• _Aim of the exercise_: Search the data below for "vigilados"; list each line that holds it.

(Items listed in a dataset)
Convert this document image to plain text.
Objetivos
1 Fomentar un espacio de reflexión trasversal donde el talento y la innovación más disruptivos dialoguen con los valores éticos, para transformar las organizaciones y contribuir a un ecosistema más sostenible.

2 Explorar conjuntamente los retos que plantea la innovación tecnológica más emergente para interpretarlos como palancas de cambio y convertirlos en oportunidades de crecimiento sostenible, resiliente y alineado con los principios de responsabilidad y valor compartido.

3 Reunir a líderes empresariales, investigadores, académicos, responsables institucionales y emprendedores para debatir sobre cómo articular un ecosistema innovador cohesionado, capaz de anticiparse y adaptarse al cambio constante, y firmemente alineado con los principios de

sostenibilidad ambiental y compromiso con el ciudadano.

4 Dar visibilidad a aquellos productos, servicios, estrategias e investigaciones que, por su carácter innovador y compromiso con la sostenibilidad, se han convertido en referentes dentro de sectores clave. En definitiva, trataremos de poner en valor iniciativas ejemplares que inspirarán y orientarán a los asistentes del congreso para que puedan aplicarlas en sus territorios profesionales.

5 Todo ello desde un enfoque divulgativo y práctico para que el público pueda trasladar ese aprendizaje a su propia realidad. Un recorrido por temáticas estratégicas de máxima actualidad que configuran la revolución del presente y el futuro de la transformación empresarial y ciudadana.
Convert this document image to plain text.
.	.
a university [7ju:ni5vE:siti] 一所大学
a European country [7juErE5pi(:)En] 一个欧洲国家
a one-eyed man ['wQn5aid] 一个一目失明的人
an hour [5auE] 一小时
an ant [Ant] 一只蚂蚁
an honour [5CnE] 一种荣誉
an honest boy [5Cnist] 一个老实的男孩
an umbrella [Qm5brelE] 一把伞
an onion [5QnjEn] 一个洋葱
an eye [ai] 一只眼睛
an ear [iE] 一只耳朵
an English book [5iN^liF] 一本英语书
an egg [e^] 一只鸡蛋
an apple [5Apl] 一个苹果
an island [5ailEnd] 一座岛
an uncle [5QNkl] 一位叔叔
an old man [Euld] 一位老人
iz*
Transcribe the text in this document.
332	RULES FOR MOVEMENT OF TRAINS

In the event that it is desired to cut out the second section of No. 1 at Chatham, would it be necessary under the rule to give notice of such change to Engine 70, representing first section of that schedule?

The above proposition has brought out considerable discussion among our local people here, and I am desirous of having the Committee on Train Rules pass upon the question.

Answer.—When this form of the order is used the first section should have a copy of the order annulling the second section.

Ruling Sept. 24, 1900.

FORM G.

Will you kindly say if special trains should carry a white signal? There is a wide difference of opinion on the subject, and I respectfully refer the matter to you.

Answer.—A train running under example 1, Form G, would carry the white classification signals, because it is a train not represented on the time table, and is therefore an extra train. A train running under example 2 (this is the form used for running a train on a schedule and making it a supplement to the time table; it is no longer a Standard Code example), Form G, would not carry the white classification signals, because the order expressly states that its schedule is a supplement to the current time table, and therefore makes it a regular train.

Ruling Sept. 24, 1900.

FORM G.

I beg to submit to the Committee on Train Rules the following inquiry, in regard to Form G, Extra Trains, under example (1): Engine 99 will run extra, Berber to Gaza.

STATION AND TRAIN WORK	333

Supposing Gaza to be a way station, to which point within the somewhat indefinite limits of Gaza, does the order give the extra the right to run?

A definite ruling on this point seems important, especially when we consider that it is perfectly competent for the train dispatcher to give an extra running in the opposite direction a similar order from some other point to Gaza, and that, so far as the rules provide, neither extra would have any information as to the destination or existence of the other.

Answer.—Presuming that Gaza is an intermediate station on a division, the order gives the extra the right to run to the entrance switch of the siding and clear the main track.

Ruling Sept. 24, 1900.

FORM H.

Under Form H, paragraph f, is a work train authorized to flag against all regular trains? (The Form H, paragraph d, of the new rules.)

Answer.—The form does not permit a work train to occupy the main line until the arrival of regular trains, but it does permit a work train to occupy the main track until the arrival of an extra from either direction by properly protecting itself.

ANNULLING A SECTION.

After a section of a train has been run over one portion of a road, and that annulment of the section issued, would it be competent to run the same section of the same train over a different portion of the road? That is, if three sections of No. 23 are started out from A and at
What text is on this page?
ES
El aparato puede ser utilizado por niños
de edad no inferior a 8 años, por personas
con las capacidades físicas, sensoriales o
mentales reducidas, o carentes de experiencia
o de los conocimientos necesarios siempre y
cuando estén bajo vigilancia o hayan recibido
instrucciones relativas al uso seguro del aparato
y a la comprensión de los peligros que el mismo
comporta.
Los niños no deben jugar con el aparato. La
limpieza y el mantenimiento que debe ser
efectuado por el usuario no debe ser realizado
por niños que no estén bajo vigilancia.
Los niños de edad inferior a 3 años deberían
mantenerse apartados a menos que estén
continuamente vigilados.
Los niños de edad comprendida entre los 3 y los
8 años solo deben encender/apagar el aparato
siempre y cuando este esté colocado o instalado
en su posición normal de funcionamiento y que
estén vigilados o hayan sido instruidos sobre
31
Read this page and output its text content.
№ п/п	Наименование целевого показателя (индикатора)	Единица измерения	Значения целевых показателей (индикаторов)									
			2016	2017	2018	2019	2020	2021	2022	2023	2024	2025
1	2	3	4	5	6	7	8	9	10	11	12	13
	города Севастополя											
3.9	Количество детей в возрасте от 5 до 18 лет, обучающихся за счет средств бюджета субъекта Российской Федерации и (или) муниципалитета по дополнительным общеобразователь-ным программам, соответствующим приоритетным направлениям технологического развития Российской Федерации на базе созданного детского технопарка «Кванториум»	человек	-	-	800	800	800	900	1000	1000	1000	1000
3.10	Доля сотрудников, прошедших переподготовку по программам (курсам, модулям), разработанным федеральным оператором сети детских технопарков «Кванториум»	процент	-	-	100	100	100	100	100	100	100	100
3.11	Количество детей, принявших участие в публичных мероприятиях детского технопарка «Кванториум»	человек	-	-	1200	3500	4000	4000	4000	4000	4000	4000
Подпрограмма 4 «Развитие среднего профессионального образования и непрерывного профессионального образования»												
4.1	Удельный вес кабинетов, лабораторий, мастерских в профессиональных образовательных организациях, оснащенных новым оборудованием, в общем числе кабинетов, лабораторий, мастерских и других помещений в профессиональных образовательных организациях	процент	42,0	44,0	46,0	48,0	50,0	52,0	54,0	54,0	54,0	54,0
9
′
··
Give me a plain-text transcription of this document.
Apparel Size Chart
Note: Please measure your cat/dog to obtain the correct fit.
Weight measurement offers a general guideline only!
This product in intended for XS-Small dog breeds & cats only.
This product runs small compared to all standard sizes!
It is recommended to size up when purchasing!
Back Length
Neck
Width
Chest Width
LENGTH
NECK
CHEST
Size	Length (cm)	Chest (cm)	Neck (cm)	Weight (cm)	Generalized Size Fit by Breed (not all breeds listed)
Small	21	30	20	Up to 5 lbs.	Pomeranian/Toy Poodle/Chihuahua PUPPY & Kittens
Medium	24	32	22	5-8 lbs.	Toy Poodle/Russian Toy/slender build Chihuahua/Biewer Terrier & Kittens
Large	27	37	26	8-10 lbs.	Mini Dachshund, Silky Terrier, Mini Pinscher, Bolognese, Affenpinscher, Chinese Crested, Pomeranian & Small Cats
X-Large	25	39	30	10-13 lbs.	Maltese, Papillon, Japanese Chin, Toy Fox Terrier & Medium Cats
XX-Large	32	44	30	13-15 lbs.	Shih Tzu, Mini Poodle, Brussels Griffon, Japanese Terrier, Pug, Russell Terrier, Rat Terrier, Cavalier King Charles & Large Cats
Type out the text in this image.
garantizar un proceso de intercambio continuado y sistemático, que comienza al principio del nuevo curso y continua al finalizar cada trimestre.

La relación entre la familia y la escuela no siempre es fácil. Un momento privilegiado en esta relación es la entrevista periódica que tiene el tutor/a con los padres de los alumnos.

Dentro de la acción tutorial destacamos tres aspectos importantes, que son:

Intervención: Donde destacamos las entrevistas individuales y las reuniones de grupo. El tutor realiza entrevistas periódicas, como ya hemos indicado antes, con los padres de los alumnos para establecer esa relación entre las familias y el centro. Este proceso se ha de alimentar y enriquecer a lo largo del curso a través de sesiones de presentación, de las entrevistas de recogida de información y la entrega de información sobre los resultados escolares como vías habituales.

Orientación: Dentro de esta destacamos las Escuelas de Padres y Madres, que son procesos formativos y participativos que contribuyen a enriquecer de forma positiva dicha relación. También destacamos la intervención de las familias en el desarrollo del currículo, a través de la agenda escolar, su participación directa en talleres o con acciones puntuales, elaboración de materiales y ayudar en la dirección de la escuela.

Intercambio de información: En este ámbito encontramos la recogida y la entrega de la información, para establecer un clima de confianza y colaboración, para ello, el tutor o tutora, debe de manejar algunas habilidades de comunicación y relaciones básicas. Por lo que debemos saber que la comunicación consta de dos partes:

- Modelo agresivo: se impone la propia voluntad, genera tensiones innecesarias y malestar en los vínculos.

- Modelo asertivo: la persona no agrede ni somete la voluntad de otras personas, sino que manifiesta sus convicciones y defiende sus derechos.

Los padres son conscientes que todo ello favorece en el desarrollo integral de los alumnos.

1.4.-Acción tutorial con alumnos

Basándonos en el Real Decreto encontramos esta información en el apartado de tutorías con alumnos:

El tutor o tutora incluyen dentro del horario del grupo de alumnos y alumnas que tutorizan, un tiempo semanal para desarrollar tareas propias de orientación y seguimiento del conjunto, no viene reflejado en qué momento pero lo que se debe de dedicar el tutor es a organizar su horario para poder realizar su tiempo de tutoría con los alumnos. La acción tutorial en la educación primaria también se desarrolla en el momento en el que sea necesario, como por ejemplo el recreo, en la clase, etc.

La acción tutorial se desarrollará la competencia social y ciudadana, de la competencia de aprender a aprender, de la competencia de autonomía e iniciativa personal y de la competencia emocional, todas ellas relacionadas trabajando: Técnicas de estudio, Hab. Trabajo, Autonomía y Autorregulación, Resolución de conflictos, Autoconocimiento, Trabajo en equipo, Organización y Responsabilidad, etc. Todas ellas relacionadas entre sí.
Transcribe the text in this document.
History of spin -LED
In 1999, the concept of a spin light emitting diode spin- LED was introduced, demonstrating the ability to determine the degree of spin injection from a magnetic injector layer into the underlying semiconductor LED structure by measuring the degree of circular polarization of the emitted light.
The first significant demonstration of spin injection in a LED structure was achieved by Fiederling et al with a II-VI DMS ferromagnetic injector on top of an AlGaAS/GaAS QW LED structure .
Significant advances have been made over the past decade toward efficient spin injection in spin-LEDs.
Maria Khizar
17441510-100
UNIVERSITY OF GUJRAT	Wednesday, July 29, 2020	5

• _Response_:
continuamente vigilados.
estén vigilados o hayan sido instruidos sobre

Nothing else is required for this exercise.